- _To do_: Transcribe the records that follow. Keep every word exactly, and drop the pictures.

■ ■ ■ ■

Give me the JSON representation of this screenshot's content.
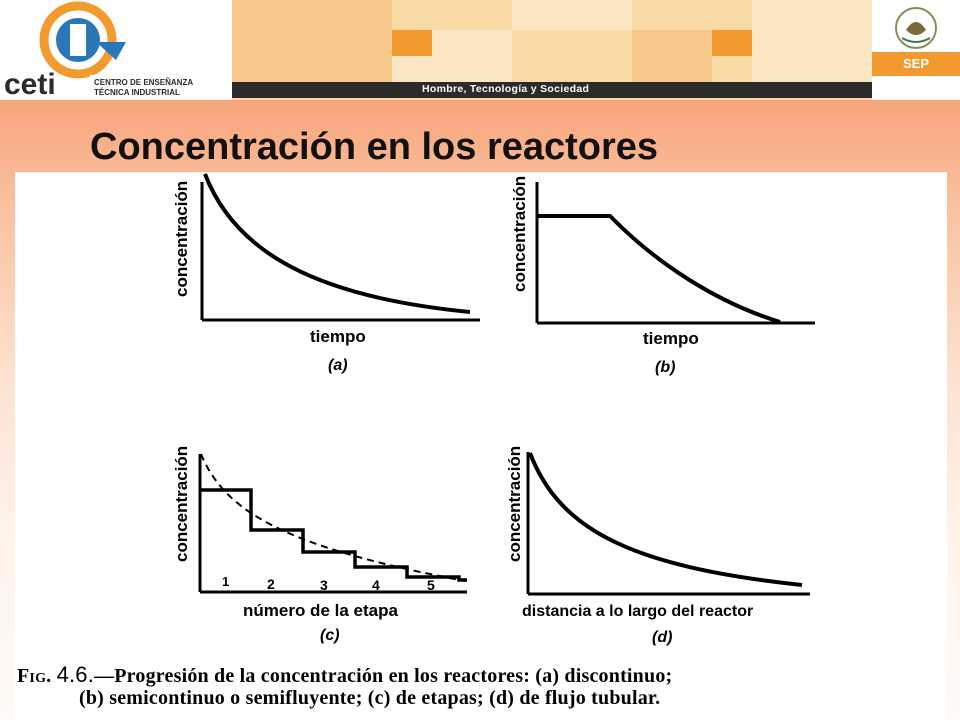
{
  "header": {
    "logo_text": "ceti",
    "logo_subtitle_1": "CENTRO DE ENSEÑANZA",
    "logo_subtitle_2": "TÉCNICA INDUSTRIAL",
    "banner_text": "Hombre, Tecnología y Sociedad",
    "sep_label": "SEP",
    "colors": {
      "orange": "#f39a2e",
      "banner": "#f9d9a4",
      "blue": "#2a77b8"
    }
  },
  "slide": {
    "title": "Concentración en los reactores"
  },
  "figure": {
    "panels": [
      {
        "id": "a",
        "ylabel": "concentración",
        "xlabel": "tiempo",
        "tag": "(a)"
      },
      {
        "id": "b",
        "ylabel": "concentración",
        "xlabel": "tiempo",
        "tag": "(b)"
      },
      {
        "id": "c",
        "ylabel": "concentración",
        "xlabel": "número de la etapa",
        "tag": "(c)",
        "stages": [
          "1",
          "2",
          "3",
          "4",
          "5"
        ]
      },
      {
        "id": "d",
        "ylabel": "concentración",
        "xlabel": "distancia a lo largo del reactor",
        "tag": "(d)"
      }
    ],
    "caption": {
      "fig": "Fig.",
      "num": "4.6.",
      "line1": "—Progresión de la concentración en los reactores: (a) discontinuo;",
      "line2": "(b) semicontinuo o semifluyente; (c) de etapas; (d) de flujo tubular."
    }
  }
}
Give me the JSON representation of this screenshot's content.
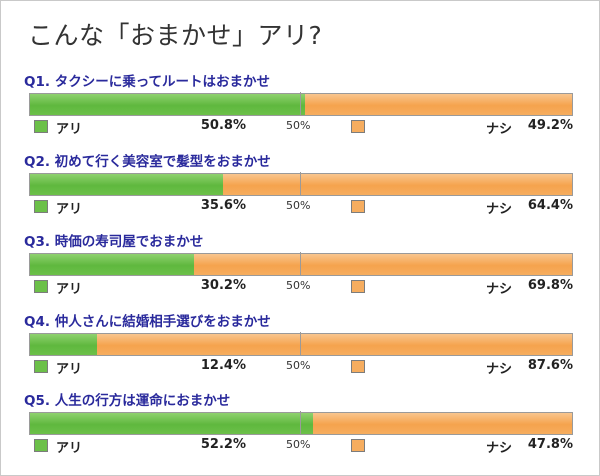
{
  "title": "こんな「おまかせ」アリ?",
  "chart_data": {
    "type": "bar",
    "title": "こんな「おまかせ」アリ?",
    "orientation": "horizontal-stacked-100",
    "midline_label": "50%",
    "series_labels": {
      "yes": "アリ",
      "no": "ナシ"
    },
    "colors": {
      "yes": "#6cc049",
      "no": "#f6ad5f",
      "question": "#2a2a9c"
    },
    "questions": [
      {
        "label": "Q1. タクシーに乗ってルートはおまかせ",
        "yes": 50.8,
        "no": 49.2,
        "yes_text": "50.8%",
        "no_text": "49.2%"
      },
      {
        "label": "Q2. 初めて行く美容室で髪型をおまかせ",
        "yes": 35.6,
        "no": 64.4,
        "yes_text": "35.6%",
        "no_text": "64.4%"
      },
      {
        "label": "Q3. 時価の寿司屋でおまかせ",
        "yes": 30.2,
        "no": 69.8,
        "yes_text": "30.2%",
        "no_text": "69.8%"
      },
      {
        "label": "Q4. 仲人さんに結婚相手選びをおまかせ",
        "yes": 12.4,
        "no": 87.6,
        "yes_text": "12.4%",
        "no_text": "87.6%"
      },
      {
        "label": "Q5. 人生の行方は運命におまかせ",
        "yes": 52.2,
        "no": 47.8,
        "yes_text": "52.2%",
        "no_text": "47.8%"
      }
    ]
  }
}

■ ■ ■ ■

- _Written response_:
Give me the JSON representation of this screenshot's content.
{
  "header": {
    "logo_text": "ceti",
    "logo_subtitle_1": "CENTRO DE ENSEÑANZA",
    "logo_subtitle_2": "TÉCNICA INDUSTRIAL",
    "banner_text": "Hombre, Tecnología y Sociedad",
    "sep_label": "SEP",
    "colors": {
      "orange": "#f39a2e",
      "banner": "#f9d9a4",
      "blue": "#2a77b8"
    }
  },
  "slide": {
    "title": "Concentración en los reactores"
  },
  "figure": {
    "panels": [
      {
        "id": "a",
        "ylabel": "concentración",
        "xlabel": "tiempo",
        "tag": "(a)"
      },
      {
        "id": "b",
        "ylabel": "concentración",
        "xlabel": "tiempo",
        "tag": "(b)"
      },
      {
        "id": "c",
        "ylabel": "concentración",
        "xlabel": "número de la etapa",
        "tag": "(c)",
        "stages": [
          "1",
          "2",
          "3",
          "4",
          "5"
        ]
      },
      {
        "id": "d",
        "ylabel": "concentración",
        "xlabel": "distancia a lo largo del reactor",
        "tag": "(d)"
      }
    ],
    "caption": {
      "fig": "Fig.",
      "num": "4.6.",
      "line1": "—Progresión de la concentración en los reactores: (a) discontinuo;",
      "line2": "(b) semicontinuo o semifluyente; (c) de etapas; (d) de flujo tubular."
    }
  }
}
Give me the JSON representation of this screenshot's content.
{
  "title": "こんな「おまかせ」アリ?",
  "chart_data": {
    "type": "bar",
    "title": "こんな「おまかせ」アリ?",
    "orientation": "horizontal-stacked-100",
    "midline_label": "50%",
    "series_labels": {
      "yes": "アリ",
      "no": "ナシ"
    },
    "colors": {
      "yes": "#6cc049",
      "no": "#f6ad5f",
      "question": "#2a2a9c"
    },
    "questions": [
      {
        "label": "Q1. タクシーに乗ってルートはおまかせ",
        "yes": 50.8,
        "no": 49.2,
        "yes_text": "50.8%",
        "no_text": "49.2%"
      },
      {
        "label": "Q2. 初めて行く美容室で髪型をおまかせ",
        "yes": 35.6,
        "no": 64.4,
        "yes_text": "35.6%",
        "no_text": "64.4%"
      },
      {
        "label": "Q3. 時価の寿司屋でおまかせ",
        "yes": 30.2,
        "no": 69.8,
        "yes_text": "30.2%",
        "no_text": "69.8%"
      },
      {
        "label": "Q4. 仲人さんに結婚相手選びをおまかせ",
        "yes": 12.4,
        "no": 87.6,
        "yes_text": "12.4%",
        "no_text": "87.6%"
      },
      {
        "label": "Q5. 人生の行方は運命におまかせ",
        "yes": 52.2,
        "no": 47.8,
        "yes_text": "52.2%",
        "no_text": "47.8%"
      }
    ]
  }
}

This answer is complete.